THE PROBLEM:
Write the data out again exactly, with no pictures.

DATASET CONTENT:
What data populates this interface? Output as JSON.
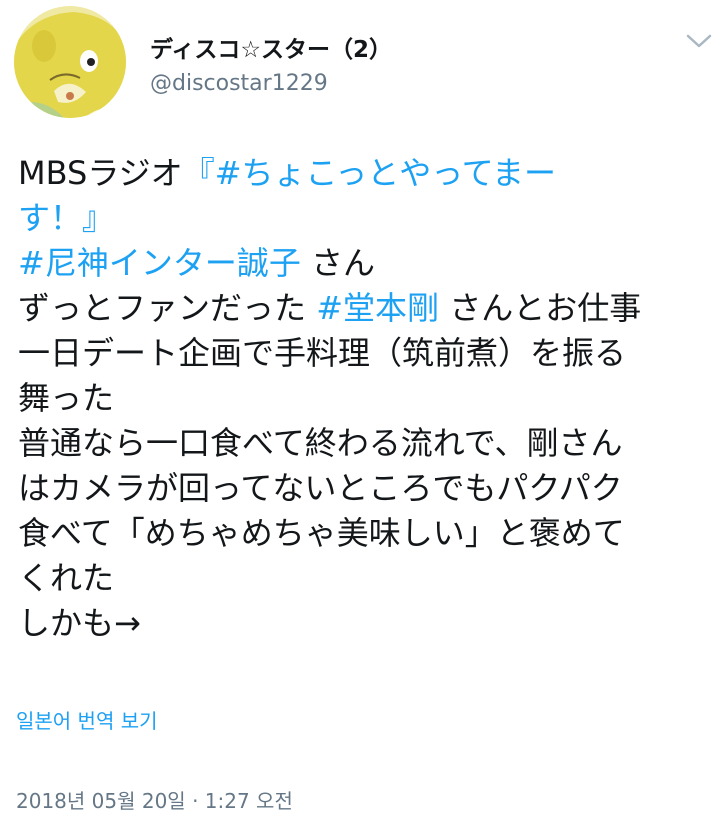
{
  "user": {
    "display_name": "ディスコ☆スター（2）",
    "handle": "@discostar1229"
  },
  "icons": {
    "avatar": "mascot-avatar",
    "menu": "chevron-down-icon"
  },
  "tweet": {
    "line1_prefix": "MBSラジオ",
    "line1_link": "『#ちょこっとやってまー",
    "line2_link": "す！』",
    "line3_link": "#尼神インター誠子",
    "line3_suffix": " さん",
    "line4_prefix": "ずっとファンだった ",
    "line4_link": "#堂本剛",
    "line4_suffix": " さんとお仕事",
    "line5": "一日デート企画で手料理（筑前煮）を振る",
    "line6": "舞った",
    "line7": "普通なら一口食べて終わる流れで、剛さん",
    "line8": "はカメラが回ってないところでもパクパク",
    "line9": "食べて「めちゃめちゃ美味しい」と褒めて",
    "line10": "くれた",
    "line11": "しかも→"
  },
  "translate_label": "일본어 번역 보기",
  "timestamp": "2018년 05월 20일 · 1:27 오전",
  "colors": {
    "link": "#1da1f2",
    "text": "#14171a",
    "secondary": "#657786"
  }
}
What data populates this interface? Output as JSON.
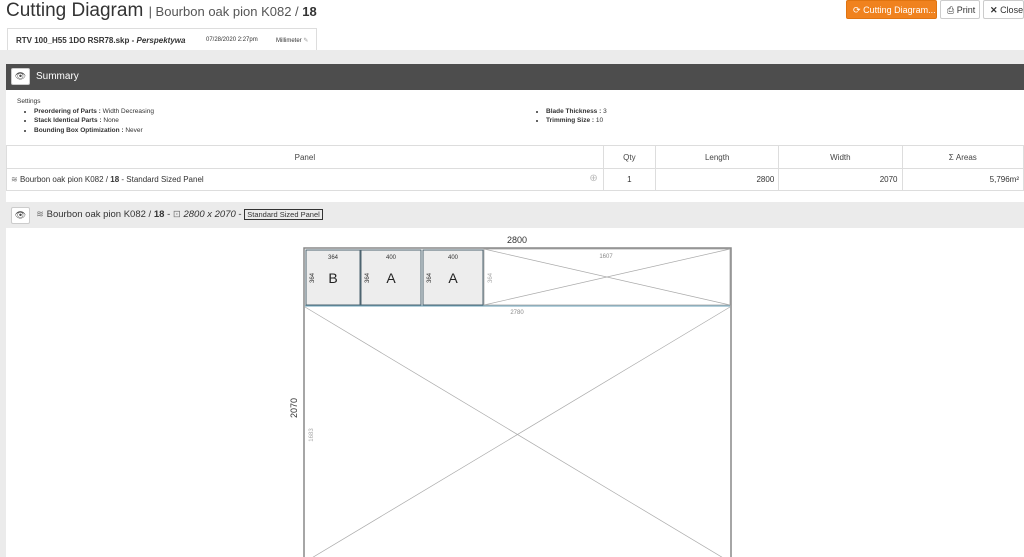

WRITTEN REPLY:
What data populates this interface? Output as JSON.
{
  "user": {
    "display_name": "ディスコ☆スター（2）",
    "handle": "@discostar1229"
  },
  "icons": {
    "avatar": "mascot-avatar",
    "menu": "chevron-down-icon"
  },
  "tweet": {
    "line1_prefix": "MBSラジオ",
    "line1_link": "『#ちょこっとやってまー",
    "line2_link": "す！』",
    "line3_link": "#尼神インター誠子",
    "line3_suffix": " さん",
    "line4_prefix": "ずっとファンだった ",
    "line4_link": "#堂本剛",
    "line4_suffix": " さんとお仕事",
    "line5": "一日デート企画で手料理（筑前煮）を振る",
    "line6": "舞った",
    "line7": "普通なら一口食べて終わる流れで、剛さん",
    "line8": "はカメラが回ってないところでもパクパク",
    "line9": "食べて「めちゃめちゃ美味しい」と褒めて",
    "line10": "くれた",
    "line11": "しかも→"
  },
  "translate_label": "일본어 번역 보기",
  "timestamp": "2018년 05월 20일 · 1:27 오전",
  "colors": {
    "link": "#1da1f2",
    "text": "#14171a",
    "secondary": "#657786"
  }
}
What data populates this interface? Output as JSON.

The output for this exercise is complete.